Exercise requirements: Extract the data exactly, missing nothing.

═══ Extracted entries

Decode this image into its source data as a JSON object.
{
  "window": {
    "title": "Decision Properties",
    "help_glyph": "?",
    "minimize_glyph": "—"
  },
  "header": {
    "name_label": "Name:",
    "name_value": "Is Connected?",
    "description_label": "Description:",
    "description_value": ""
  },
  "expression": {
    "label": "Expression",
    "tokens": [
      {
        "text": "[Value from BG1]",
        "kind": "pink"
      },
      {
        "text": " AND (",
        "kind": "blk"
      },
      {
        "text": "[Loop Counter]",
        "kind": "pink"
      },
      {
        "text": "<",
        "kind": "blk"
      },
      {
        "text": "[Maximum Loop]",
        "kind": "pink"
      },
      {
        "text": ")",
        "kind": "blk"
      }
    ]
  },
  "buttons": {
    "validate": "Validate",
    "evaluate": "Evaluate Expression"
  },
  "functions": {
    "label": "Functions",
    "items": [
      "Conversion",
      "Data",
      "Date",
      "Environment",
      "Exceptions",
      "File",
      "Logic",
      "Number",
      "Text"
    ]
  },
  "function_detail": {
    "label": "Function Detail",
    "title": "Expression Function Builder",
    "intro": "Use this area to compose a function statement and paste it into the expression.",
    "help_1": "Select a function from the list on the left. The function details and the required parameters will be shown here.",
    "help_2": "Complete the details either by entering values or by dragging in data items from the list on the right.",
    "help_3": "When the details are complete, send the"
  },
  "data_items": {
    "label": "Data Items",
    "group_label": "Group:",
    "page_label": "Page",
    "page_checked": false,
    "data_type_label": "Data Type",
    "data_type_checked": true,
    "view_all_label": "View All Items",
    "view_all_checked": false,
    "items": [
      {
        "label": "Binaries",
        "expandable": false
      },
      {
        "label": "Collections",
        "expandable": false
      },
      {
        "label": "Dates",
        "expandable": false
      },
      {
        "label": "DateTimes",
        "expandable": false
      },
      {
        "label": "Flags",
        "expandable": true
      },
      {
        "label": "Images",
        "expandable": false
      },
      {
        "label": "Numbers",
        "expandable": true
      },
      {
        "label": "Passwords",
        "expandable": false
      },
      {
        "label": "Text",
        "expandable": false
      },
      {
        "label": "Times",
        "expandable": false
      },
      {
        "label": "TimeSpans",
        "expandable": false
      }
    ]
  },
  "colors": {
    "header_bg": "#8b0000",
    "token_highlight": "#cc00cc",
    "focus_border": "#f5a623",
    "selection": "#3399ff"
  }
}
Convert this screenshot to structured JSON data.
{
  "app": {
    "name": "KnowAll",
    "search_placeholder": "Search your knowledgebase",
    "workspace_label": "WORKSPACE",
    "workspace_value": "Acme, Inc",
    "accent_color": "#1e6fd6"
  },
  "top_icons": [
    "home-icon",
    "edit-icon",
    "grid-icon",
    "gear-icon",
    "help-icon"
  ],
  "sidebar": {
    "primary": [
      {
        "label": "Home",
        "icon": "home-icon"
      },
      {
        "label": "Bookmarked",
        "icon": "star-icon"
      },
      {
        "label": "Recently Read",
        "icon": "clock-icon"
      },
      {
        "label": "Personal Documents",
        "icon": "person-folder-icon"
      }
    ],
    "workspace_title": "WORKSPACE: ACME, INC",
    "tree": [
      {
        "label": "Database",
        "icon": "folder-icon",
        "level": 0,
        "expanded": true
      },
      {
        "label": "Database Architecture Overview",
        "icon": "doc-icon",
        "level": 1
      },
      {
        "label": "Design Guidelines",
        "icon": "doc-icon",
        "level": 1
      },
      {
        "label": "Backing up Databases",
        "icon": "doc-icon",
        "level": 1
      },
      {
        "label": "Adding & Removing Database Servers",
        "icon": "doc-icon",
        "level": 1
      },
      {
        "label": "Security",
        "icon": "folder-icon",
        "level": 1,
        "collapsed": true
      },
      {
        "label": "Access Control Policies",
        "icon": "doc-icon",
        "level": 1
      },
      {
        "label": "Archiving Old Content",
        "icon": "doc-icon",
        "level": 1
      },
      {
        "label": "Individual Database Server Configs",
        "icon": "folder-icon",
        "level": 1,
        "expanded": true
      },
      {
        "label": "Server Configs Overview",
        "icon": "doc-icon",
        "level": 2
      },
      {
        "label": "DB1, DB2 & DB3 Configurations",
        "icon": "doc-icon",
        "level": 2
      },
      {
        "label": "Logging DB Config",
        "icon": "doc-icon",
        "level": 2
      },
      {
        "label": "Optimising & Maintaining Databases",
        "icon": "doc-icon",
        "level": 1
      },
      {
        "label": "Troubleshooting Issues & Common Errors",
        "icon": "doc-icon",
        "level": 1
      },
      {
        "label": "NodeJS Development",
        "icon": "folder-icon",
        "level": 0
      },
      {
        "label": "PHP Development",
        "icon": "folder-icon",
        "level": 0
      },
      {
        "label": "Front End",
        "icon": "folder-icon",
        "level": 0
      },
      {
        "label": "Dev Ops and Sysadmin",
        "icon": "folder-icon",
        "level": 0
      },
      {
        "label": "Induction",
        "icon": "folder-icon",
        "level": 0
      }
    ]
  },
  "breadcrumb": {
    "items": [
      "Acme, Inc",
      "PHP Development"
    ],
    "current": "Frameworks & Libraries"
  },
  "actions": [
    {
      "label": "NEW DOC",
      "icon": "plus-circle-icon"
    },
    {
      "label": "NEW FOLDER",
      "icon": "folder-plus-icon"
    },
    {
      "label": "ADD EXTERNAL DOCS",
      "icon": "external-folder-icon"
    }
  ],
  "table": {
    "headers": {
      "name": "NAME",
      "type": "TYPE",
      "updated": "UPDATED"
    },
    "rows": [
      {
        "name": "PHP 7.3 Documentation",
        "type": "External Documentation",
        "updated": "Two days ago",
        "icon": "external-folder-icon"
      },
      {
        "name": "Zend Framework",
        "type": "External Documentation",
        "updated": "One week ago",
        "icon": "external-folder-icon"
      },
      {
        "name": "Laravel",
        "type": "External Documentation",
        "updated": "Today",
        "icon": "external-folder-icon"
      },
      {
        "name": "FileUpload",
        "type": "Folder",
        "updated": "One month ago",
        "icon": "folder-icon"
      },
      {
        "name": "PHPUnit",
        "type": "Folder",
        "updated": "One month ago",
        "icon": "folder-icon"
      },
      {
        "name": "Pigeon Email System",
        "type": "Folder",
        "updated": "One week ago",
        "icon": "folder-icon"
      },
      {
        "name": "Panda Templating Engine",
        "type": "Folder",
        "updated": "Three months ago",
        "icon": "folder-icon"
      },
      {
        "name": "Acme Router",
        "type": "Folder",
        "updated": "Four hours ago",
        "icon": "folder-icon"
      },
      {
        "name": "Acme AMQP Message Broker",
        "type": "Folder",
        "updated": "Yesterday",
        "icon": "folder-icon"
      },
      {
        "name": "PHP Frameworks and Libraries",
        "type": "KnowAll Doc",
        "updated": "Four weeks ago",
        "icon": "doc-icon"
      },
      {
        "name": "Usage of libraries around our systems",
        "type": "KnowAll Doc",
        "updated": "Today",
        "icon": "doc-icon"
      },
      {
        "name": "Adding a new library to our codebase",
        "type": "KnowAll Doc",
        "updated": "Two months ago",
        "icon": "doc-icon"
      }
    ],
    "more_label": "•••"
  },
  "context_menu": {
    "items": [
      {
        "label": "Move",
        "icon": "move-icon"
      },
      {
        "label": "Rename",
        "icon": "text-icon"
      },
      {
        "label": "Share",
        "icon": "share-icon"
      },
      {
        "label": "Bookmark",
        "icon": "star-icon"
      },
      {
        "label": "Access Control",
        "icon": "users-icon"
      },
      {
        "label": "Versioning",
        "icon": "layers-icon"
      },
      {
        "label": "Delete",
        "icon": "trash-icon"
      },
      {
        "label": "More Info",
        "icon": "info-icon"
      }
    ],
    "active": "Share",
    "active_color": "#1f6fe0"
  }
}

══════

Expected answer:
Decode this image into its source data as a JSON object.
{
  "window": {
    "title": "Decision Properties",
    "help_glyph": "?",
    "minimize_glyph": "—"
  },
  "header": {
    "name_label": "Name:",
    "name_value": "Is Connected?",
    "description_label": "Description:",
    "description_value": ""
  },
  "expression": {
    "label": "Expression",
    "tokens": [
      {
        "text": "[Value from BG1]",
        "kind": "pink"
      },
      {
        "text": " AND (",
        "kind": "blk"
      },
      {
        "text": "[Loop Counter]",
        "kind": "pink"
      },
      {
        "text": "<",
        "kind": "blk"
      },
      {
        "text": "[Maximum Loop]",
        "kind": "pink"
      },
      {
        "text": ")",
        "kind": "blk"
      }
    ]
  },
  "buttons": {
    "validate": "Validate",
    "evaluate": "Evaluate Expression"
  },
  "functions": {
    "label": "Functions",
    "items": [
      "Conversion",
      "Data",
      "Date",
      "Environment",
      "Exceptions",
      "File",
      "Logic",
      "Number",
      "Text"
    ]
  },
  "function_detail": {
    "label": "Function Detail",
    "title": "Expression Function Builder",
    "intro": "Use this area to compose a function statement and paste it into the expression.",
    "help_1": "Select a function from the list on the left. The function details and the required parameters will be shown here.",
    "help_2": "Complete the details either by entering values or by dragging in data items from the list on the right.",
    "help_3": "When the details are complete, send the"
  },
  "data_items": {
    "label": "Data Items",
    "group_label": "Group:",
    "page_label": "Page",
    "page_checked": false,
    "data_type_label": "Data Type",
    "data_type_checked": true,
    "view_all_label": "View All Items",
    "view_all_checked": false,
    "items": [
      {
        "label": "Binaries",
        "expandable": false
      },
      {
        "label": "Collections",
        "expandable": false
      },
      {
        "label": "Dates",
        "expandable": false
      },
      {
        "label": "DateTimes",
        "expandable": false
      },
      {
        "label": "Flags",
        "expandable": true
      },
      {
        "label": "Images",
        "expandable": false
      },
      {
        "label": "Numbers",
        "expandable": true
      },
      {
        "label": "Passwords",
        "expandable": false
      },
      {
        "label": "Text",
        "expandable": false
      },
      {
        "label": "Times",
        "expandable": false
      },
      {
        "label": "TimeSpans",
        "expandable": false
      }
    ]
  },
  "colors": {
    "header_bg": "#8b0000",
    "token_highlight": "#cc00cc",
    "focus_border": "#f5a623",
    "selection": "#3399ff"
  }
}
Convert this screenshot to structured JSON data.
{
  "app": {
    "name": "KnowAll",
    "search_placeholder": "Search your knowledgebase",
    "workspace_label": "WORKSPACE",
    "workspace_value": "Acme, Inc",
    "accent_color": "#1e6fd6"
  },
  "top_icons": [
    "home-icon",
    "edit-icon",
    "grid-icon",
    "gear-icon",
    "help-icon"
  ],
  "sidebar": {
    "primary": [
      {
        "label": "Home",
        "icon": "home-icon"
      },
      {
        "label": "Bookmarked",
        "icon": "star-icon"
      },
      {
        "label": "Recently Read",
        "icon": "clock-icon"
      },
      {
        "label": "Personal Documents",
        "icon": "person-folder-icon"
      }
    ],
    "workspace_title": "WORKSPACE: ACME, INC",
    "tree": [
      {
        "label": "Database",
        "icon": "folder-icon",
        "level": 0,
        "expanded": true
      },
      {
        "label": "Database Architecture Overview",
        "icon": "doc-icon",
        "level": 1
      },
      {
        "label": "Design Guidelines",
        "icon": "doc-icon",
        "level": 1
      },
      {
        "label": "Backing up Databases",
        "icon": "doc-icon",
        "level": 1
      },
      {
        "label": "Adding & Removing Database Servers",
        "icon": "doc-icon",
        "level": 1
      },
      {
        "label": "Security",
        "icon": "folder-icon",
        "level": 1,
        "collapsed": true
      },
      {
        "label": "Access Control Policies",
        "icon": "doc-icon",
        "level": 1
      },
      {
        "label": "Archiving Old Content",
        "icon": "doc-icon",
        "level": 1
      },
      {
        "label": "Individual Database Server Configs",
        "icon": "folder-icon",
        "level": 1,
        "expanded": true
      },
      {
        "label": "Server Configs Overview",
        "icon": "doc-icon",
        "level": 2
      },
      {
        "label": "DB1, DB2 & DB3 Configurations",
        "icon": "doc-icon",
        "level": 2
      },
      {
        "label": "Logging DB Config",
        "icon": "doc-icon",
        "level": 2
      },
      {
        "label": "Optimising & Maintaining Databases",
        "icon": "doc-icon",
        "level": 1
      },
      {
        "label": "Troubleshooting Issues & Common Errors",
        "icon": "doc-icon",
        "level": 1
      },
      {
        "label": "NodeJS Development",
        "icon": "folder-icon",
        "level": 0
      },
      {
        "label": "PHP Development",
        "icon": "folder-icon",
        "level": 0
      },
      {
        "label": "Front End",
        "icon": "folder-icon",
        "level": 0
      },
      {
        "label": "Dev Ops and Sysadmin",
        "icon": "folder-icon",
        "level": 0
      },
      {
        "label": "Induction",
        "icon": "folder-icon",
        "level": 0
      }
    ]
  },
  "breadcrumb": {
    "items": [
      "Acme, Inc",
      "PHP Development"
    ],
    "current": "Frameworks & Libraries"
  },
  "actions": [
    {
      "label": "NEW DOC",
      "icon": "plus-circle-icon"
    },
    {
      "label": "NEW FOLDER",
      "icon": "folder-plus-icon"
    },
    {
      "label": "ADD EXTERNAL DOCS",
      "icon": "external-folder-icon"
    }
  ],
  "table": {
    "headers": {
      "name": "NAME",
      "type": "TYPE",
      "updated": "UPDATED"
    },
    "rows": [
      {
        "name": "PHP 7.3 Documentation",
        "type": "External Documentation",
        "updated": "Two days ago",
        "icon": "external-folder-icon"
      },
      {
        "name": "Zend Framework",
        "type": "External Documentation",
        "updated": "One week ago",
        "icon": "external-folder-icon"
      },
      {
        "name": "Laravel",
        "type": "External Documentation",
        "updated": "Today",
        "icon": "external-folder-icon"
      },
      {
        "name": "FileUpload",
        "type": "Folder",
        "updated": "One month ago",
        "icon": "folder-icon"
      },
      {
        "name": "PHPUnit",
        "type": "Folder",
        "updated": "One month ago",
        "icon": "folder-icon"
      },
      {
        "name": "Pigeon Email System",
        "type": "Folder",
        "updated": "One week ago",
        "icon": "folder-icon"
      },
      {
        "name": "Panda Templating Engine",
        "type": "Folder",
        "updated": "Three months ago",
        "icon": "folder-icon"
      },
      {
        "name": "Acme Router",
        "type": "Folder",
        "updated": "Four hours ago",
        "icon": "folder-icon"
      },
      {
        "name": "Acme AMQP Message Broker",
        "type": "Folder",
        "updated": "Yesterday",
        "icon": "folder-icon"
      },
      {
        "name": "PHP Frameworks and Libraries",
        "type": "KnowAll Doc",
        "updated": "Four weeks ago",
        "icon": "doc-icon"
      },
      {
        "name": "Usage of libraries around our systems",
        "type": "KnowAll Doc",
        "updated": "Today",
        "icon": "doc-icon"
      },
      {
        "name": "Adding a new library to our codebase",
        "type": "KnowAll Doc",
        "updated": "Two months ago",
        "icon": "doc-icon"
      }
    ],
    "more_label": "•••"
  },
  "context_menu": {
    "items": [
      {
        "label": "Move",
        "icon": "move-icon"
      },
      {
        "label": "Rename",
        "icon": "text-icon"
      },
      {
        "label": "Share",
        "icon": "share-icon"
      },
      {
        "label": "Bookmark",
        "icon": "star-icon"
      },
      {
        "label": "Access Control",
        "icon": "users-icon"
      },
      {
        "label": "Versioning",
        "icon": "layers-icon"
      },
      {
        "label": "Delete",
        "icon": "trash-icon"
      },
      {
        "label": "More Info",
        "icon": "info-icon"
      }
    ],
    "active": "Share",
    "active_color": "#1f6fe0"
  }
}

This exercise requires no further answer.